Problem details:
Copy the listing below in full and skip every picture.

Excerpted data:

------------------------------

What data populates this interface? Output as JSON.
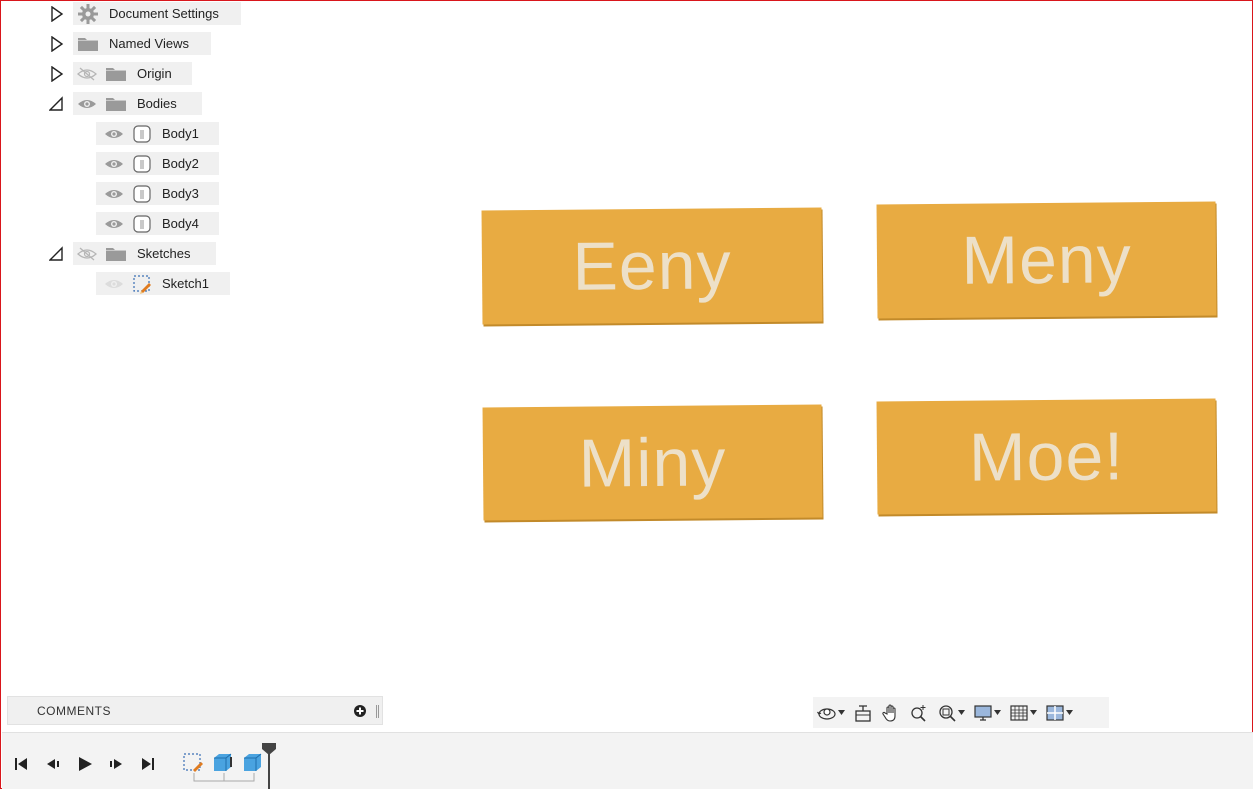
{
  "browser": {
    "items": [
      {
        "label": "Document Settings",
        "icon": "gear-icon"
      },
      {
        "label": "Named Views",
        "icon": "folder-icon"
      },
      {
        "label": "Origin",
        "icon": "folder-icon",
        "visibility": "hidden"
      },
      {
        "label": "Bodies",
        "icon": "folder-icon",
        "visibility": "visible"
      },
      {
        "label": "Body1",
        "icon": "body-icon"
      },
      {
        "label": "Body2",
        "icon": "body-icon"
      },
      {
        "label": "Body3",
        "icon": "body-icon"
      },
      {
        "label": "Body4",
        "icon": "body-icon"
      },
      {
        "label": "Sketches",
        "icon": "folder-icon",
        "visibility": "hidden"
      },
      {
        "label": "Sketch1",
        "icon": "sketch-icon"
      }
    ]
  },
  "canvas": {
    "tiles": [
      "Eeny",
      "Meny",
      "Miny",
      "Moe!"
    ],
    "tile_color": "#e8ab42",
    "text_color": "#ede0c8"
  },
  "comments": {
    "title": "COMMENTS"
  },
  "navbar": {
    "tools": [
      "orbit-icon",
      "look-at-icon",
      "pan-icon",
      "zoom-icon",
      "fit-icon",
      "display-settings-icon",
      "grid-settings-icon",
      "viewports-icon"
    ]
  },
  "timeline": {
    "controls": [
      "go-to-start-icon",
      "step-back-icon",
      "play-icon",
      "step-forward-icon",
      "go-to-end-icon"
    ],
    "features": [
      "sketch-feature-icon",
      "extrude-feature-icon",
      "extrude-feature-icon"
    ]
  },
  "colors": {
    "frame": "#d9161c",
    "panel": "#f0f0f0"
  }
}
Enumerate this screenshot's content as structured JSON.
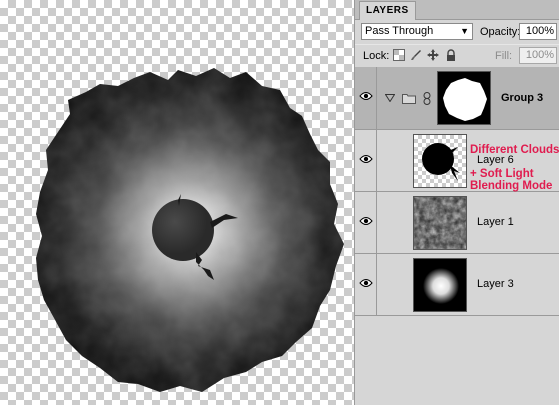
{
  "panel": {
    "tab_label": "LAYERS",
    "blend_mode": "Pass Through",
    "opacity_label": "Opacity:",
    "opacity_value": "100%",
    "lock_label": "Lock:",
    "fill_label": "Fill:",
    "fill_value": "100%"
  },
  "layers": [
    {
      "name": "Group 3",
      "type": "group",
      "visible": true
    },
    {
      "name": "Layer 6",
      "type": "layer",
      "visible": true
    },
    {
      "name": "Layer 1",
      "type": "layer",
      "visible": true
    },
    {
      "name": "Layer 3",
      "type": "layer",
      "visible": true
    }
  ],
  "annotation": {
    "lines": [
      "Different Clouds",
      "+ Soft Light",
      "Blending Mode"
    ],
    "color": "#e01c4f"
  },
  "icons": [
    "eye-icon",
    "disclosure-triangle-icon",
    "folder-icon",
    "chain-link-icon",
    "lock-transparent-icon",
    "lock-brush-icon",
    "lock-move-icon",
    "lock-all-icon",
    "dropdown-arrow-icon"
  ]
}
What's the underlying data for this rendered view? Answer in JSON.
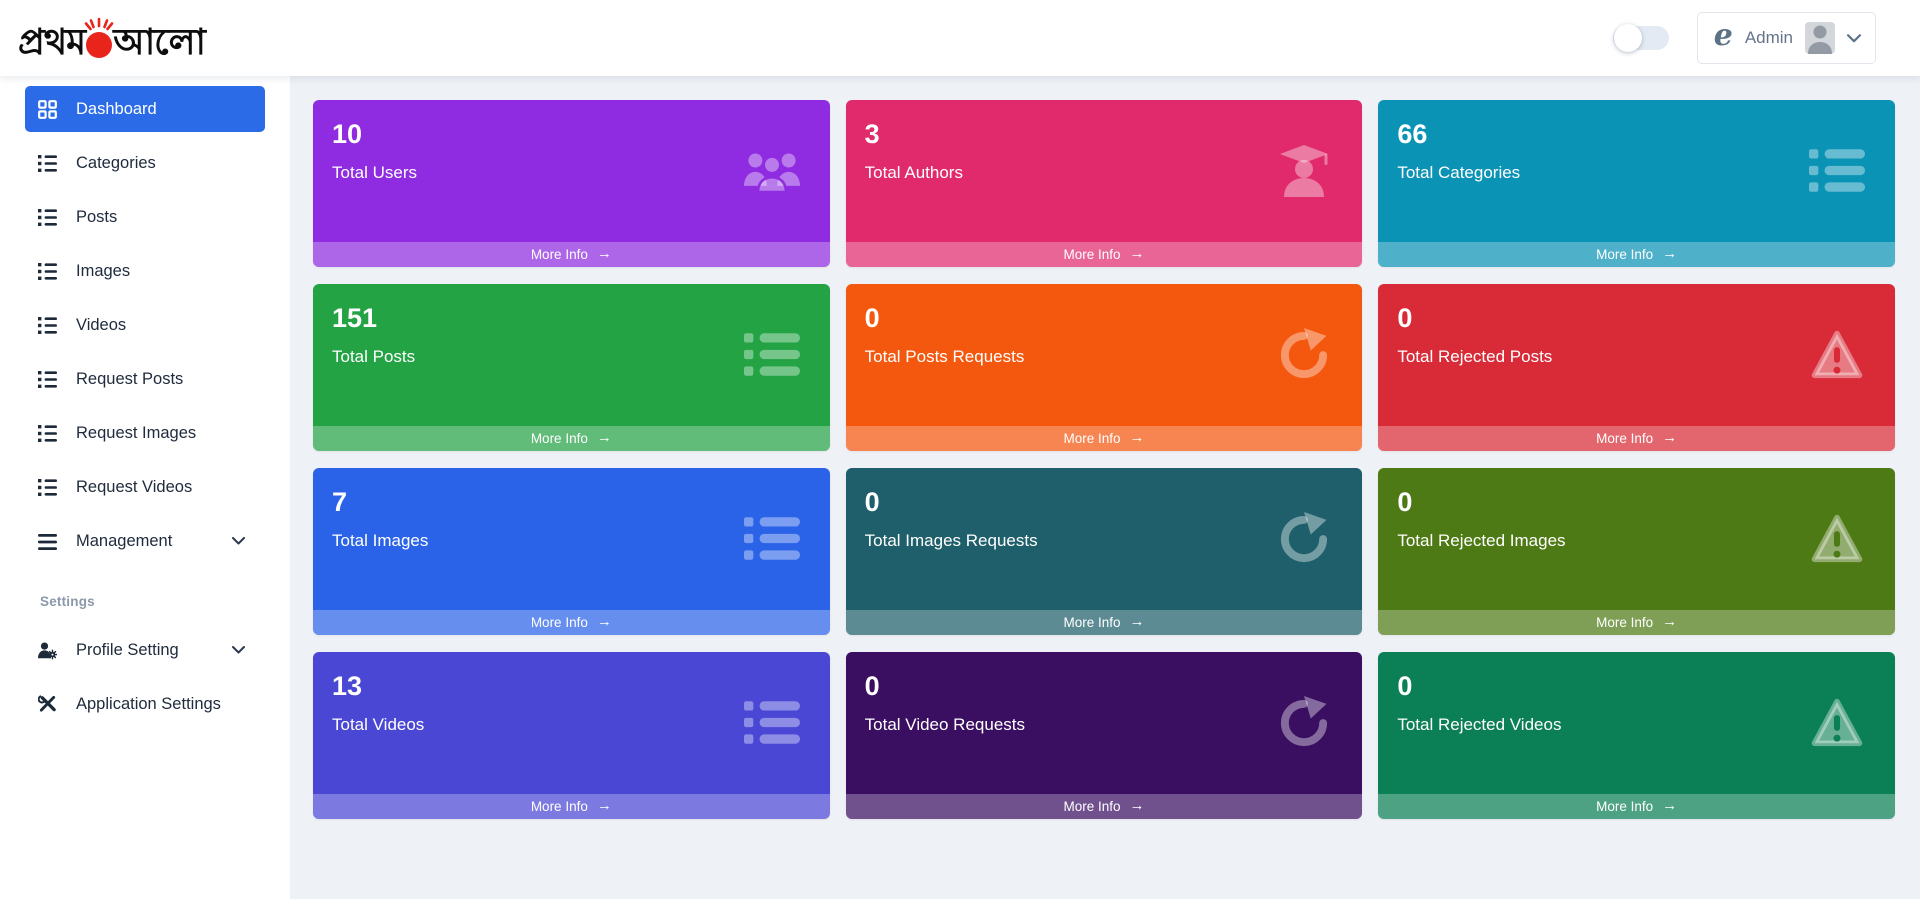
{
  "brand": {
    "text_left": "প্রথম",
    "text_right": "আলো",
    "sun_color": "#e8241b"
  },
  "header": {
    "admin_label": "Admin"
  },
  "sidebar": {
    "active_color": "#2b6be8",
    "items": [
      {
        "label": "Dashboard"
      },
      {
        "label": "Categories"
      },
      {
        "label": "Posts"
      },
      {
        "label": "Images"
      },
      {
        "label": "Videos"
      },
      {
        "label": "Request Posts"
      },
      {
        "label": "Request Images"
      },
      {
        "label": "Request Videos"
      },
      {
        "label": "Management"
      }
    ],
    "section_label": "Settings",
    "settings_items": [
      {
        "label": "Profile Setting"
      },
      {
        "label": "Application Settings"
      }
    ]
  },
  "cards": [
    {
      "value": "10",
      "label": "Total Users",
      "color": "#8f2be0"
    },
    {
      "value": "3",
      "label": "Total Authors",
      "color": "#e02a6c"
    },
    {
      "value": "66",
      "label": "Total Categories",
      "color": "#0b93b5"
    },
    {
      "value": "151",
      "label": "Total Posts",
      "color": "#23a344"
    },
    {
      "value": "0",
      "label": "Total Posts Requests",
      "color": "#f4570e"
    },
    {
      "value": "0",
      "label": "Total Rejected Posts",
      "color": "#d92b37"
    },
    {
      "value": "7",
      "label": "Total Images",
      "color": "#2b63e8"
    },
    {
      "value": "0",
      "label": "Total Images Requests",
      "color": "#1f5f6b"
    },
    {
      "value": "0",
      "label": "Total Rejected Images",
      "color": "#4e7a16"
    },
    {
      "value": "13",
      "label": "Total Videos",
      "color": "#4a47d5"
    },
    {
      "value": "0",
      "label": "Total Video Requests",
      "color": "#3a0f61"
    },
    {
      "value": "0",
      "label": "Total Rejected Videos",
      "color": "#0b7f55"
    }
  ],
  "more_info_label": "More Info",
  "icons": {
    "arrow_right": "→"
  }
}
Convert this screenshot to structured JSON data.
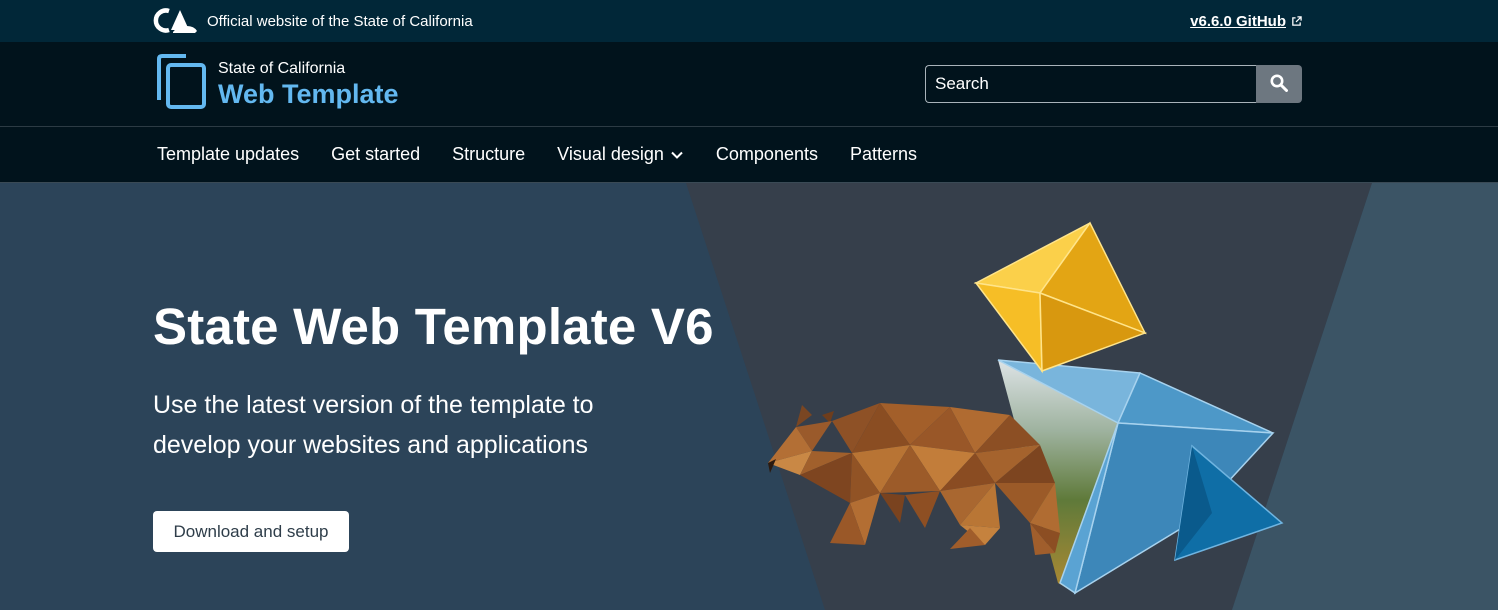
{
  "utility": {
    "official_text": "Official website of the State of California",
    "github_link": "v6.6.0 GitHub",
    "ca_logo_icon": "ca-logo-icon",
    "external_icon": "external-link-icon"
  },
  "branding": {
    "org": "State of California",
    "title": "Web Template",
    "logo_icon": "web-template-logo-icon"
  },
  "search": {
    "placeholder": "Search",
    "icon": "search-icon"
  },
  "nav": {
    "items": [
      {
        "label": "Template updates"
      },
      {
        "label": "Get started"
      },
      {
        "label": "Structure"
      },
      {
        "label": "Visual design",
        "has_dropdown": true
      },
      {
        "label": "Components"
      },
      {
        "label": "Patterns"
      }
    ]
  },
  "hero": {
    "title": "State Web Template V6",
    "subtitle": "Use the latest version of the template to develop your websites and applications",
    "button_label": "Download and setup"
  },
  "colors": {
    "utility_bg": "#012738",
    "branding_bg": "#01131c",
    "hero_bg": "#2c4459",
    "brand_accent": "#63b8f0",
    "gold": "#f4b81e",
    "sky_blue": "#4a9ed4",
    "bear_brown": "#9a5a2b"
  }
}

------------------------------

Task answer:
What data populates this interface? Output as JSON.
{
  "browser": {
    "items": [
      {
        "label": "Document Settings",
        "icon": "gear-icon"
      },
      {
        "label": "Named Views",
        "icon": "folder-icon"
      },
      {
        "label": "Origin",
        "icon": "folder-icon",
        "visibility": "hidden"
      },
      {
        "label": "Bodies",
        "icon": "folder-icon",
        "visibility": "visible"
      },
      {
        "label": "Body1",
        "icon": "body-icon"
      },
      {
        "label": "Body2",
        "icon": "body-icon"
      },
      {
        "label": "Body3",
        "icon": "body-icon"
      },
      {
        "label": "Body4",
        "icon": "body-icon"
      },
      {
        "label": "Sketches",
        "icon": "folder-icon",
        "visibility": "hidden"
      },
      {
        "label": "Sketch1",
        "icon": "sketch-icon"
      }
    ]
  },
  "canvas": {
    "tiles": [
      "Eeny",
      "Meny",
      "Miny",
      "Moe!"
    ],
    "tile_color": "#e8ab42",
    "text_color": "#ede0c8"
  },
  "comments": {
    "title": "COMMENTS"
  },
  "navbar": {
    "tools": [
      "orbit-icon",
      "look-at-icon",
      "pan-icon",
      "zoom-icon",
      "fit-icon",
      "display-settings-icon",
      "grid-settings-icon",
      "viewports-icon"
    ]
  },
  "timeline": {
    "controls": [
      "go-to-start-icon",
      "step-back-icon",
      "play-icon",
      "step-forward-icon",
      "go-to-end-icon"
    ],
    "features": [
      "sketch-feature-icon",
      "extrude-feature-icon",
      "extrude-feature-icon"
    ]
  },
  "colors": {
    "frame": "#d9161c",
    "panel": "#f0f0f0"
  }
}
Enumerate this screenshot's content as structured JSON.
{
  "panel": {
    "tab_label": "LAYERS",
    "blend_mode": "Pass Through",
    "opacity_label": "Opacity:",
    "opacity_value": "100%",
    "lock_label": "Lock:",
    "fill_label": "Fill:",
    "fill_value": "100%"
  },
  "layers": [
    {
      "name": "Group 3",
      "type": "group",
      "visible": true
    },
    {
      "name": "Layer 6",
      "type": "layer",
      "visible": true
    },
    {
      "name": "Layer 1",
      "type": "layer",
      "visible": true
    },
    {
      "name": "Layer 3",
      "type": "layer",
      "visible": true
    }
  ],
  "annotation": {
    "lines": [
      "Different Clouds",
      "+ Soft Light",
      "Blending Mode"
    ],
    "color": "#e01c4f"
  },
  "icons": [
    "eye-icon",
    "disclosure-triangle-icon",
    "folder-icon",
    "chain-link-icon",
    "lock-transparent-icon",
    "lock-brush-icon",
    "lock-move-icon",
    "lock-all-icon",
    "dropdown-arrow-icon"
  ]
}
What's the underlying data for this rendered view? Answer in JSON.
{
  "brand": {
    "text_left": "প্রথম",
    "text_right": "আলো",
    "sun_color": "#e8241b"
  },
  "header": {
    "admin_label": "Admin"
  },
  "sidebar": {
    "active_color": "#2b6be8",
    "items": [
      {
        "label": "Dashboard"
      },
      {
        "label": "Categories"
      },
      {
        "label": "Posts"
      },
      {
        "label": "Images"
      },
      {
        "label": "Videos"
      },
      {
        "label": "Request Posts"
      },
      {
        "label": "Request Images"
      },
      {
        "label": "Request Videos"
      },
      {
        "label": "Management"
      }
    ],
    "section_label": "Settings",
    "settings_items": [
      {
        "label": "Profile Setting"
      },
      {
        "label": "Application Settings"
      }
    ]
  },
  "cards": [
    {
      "value": "10",
      "label": "Total Users",
      "color": "#8f2be0"
    },
    {
      "value": "3",
      "label": "Total Authors",
      "color": "#e02a6c"
    },
    {
      "value": "66",
      "label": "Total Categories",
      "color": "#0b93b5"
    },
    {
      "value": "151",
      "label": "Total Posts",
      "color": "#23a344"
    },
    {
      "value": "0",
      "label": "Total Posts Requests",
      "color": "#f4570e"
    },
    {
      "value": "0",
      "label": "Total Rejected Posts",
      "color": "#d92b37"
    },
    {
      "value": "7",
      "label": "Total Images",
      "color": "#2b63e8"
    },
    {
      "value": "0",
      "label": "Total Images Requests",
      "color": "#1f5f6b"
    },
    {
      "value": "0",
      "label": "Total Rejected Images",
      "color": "#4e7a16"
    },
    {
      "value": "13",
      "label": "Total Videos",
      "color": "#4a47d5"
    },
    {
      "value": "0",
      "label": "Total Video Requests",
      "color": "#3a0f61"
    },
    {
      "value": "0",
      "label": "Total Rejected Videos",
      "color": "#0b7f55"
    }
  ],
  "more_info_label": "More Info",
  "icons": {
    "arrow_right": "→"
  }
}
Convert this screenshot to structured JSON data.
{
  "utility": {
    "official_text": "Official website of the State of California",
    "github_link": "v6.6.0 GitHub",
    "ca_logo_icon": "ca-logo-icon",
    "external_icon": "external-link-icon"
  },
  "branding": {
    "org": "State of California",
    "title": "Web Template",
    "logo_icon": "web-template-logo-icon"
  },
  "search": {
    "placeholder": "Search",
    "icon": "search-icon"
  },
  "nav": {
    "items": [
      {
        "label": "Template updates"
      },
      {
        "label": "Get started"
      },
      {
        "label": "Structure"
      },
      {
        "label": "Visual design",
        "has_dropdown": true
      },
      {
        "label": "Components"
      },
      {
        "label": "Patterns"
      }
    ]
  },
  "hero": {
    "title": "State Web Template V6",
    "subtitle": "Use the latest version of the template to develop your websites and applications",
    "button_label": "Download and setup"
  },
  "colors": {
    "utility_bg": "#012738",
    "branding_bg": "#01131c",
    "hero_bg": "#2c4459",
    "brand_accent": "#63b8f0",
    "gold": "#f4b81e",
    "sky_blue": "#4a9ed4",
    "bear_brown": "#9a5a2b"
  }
}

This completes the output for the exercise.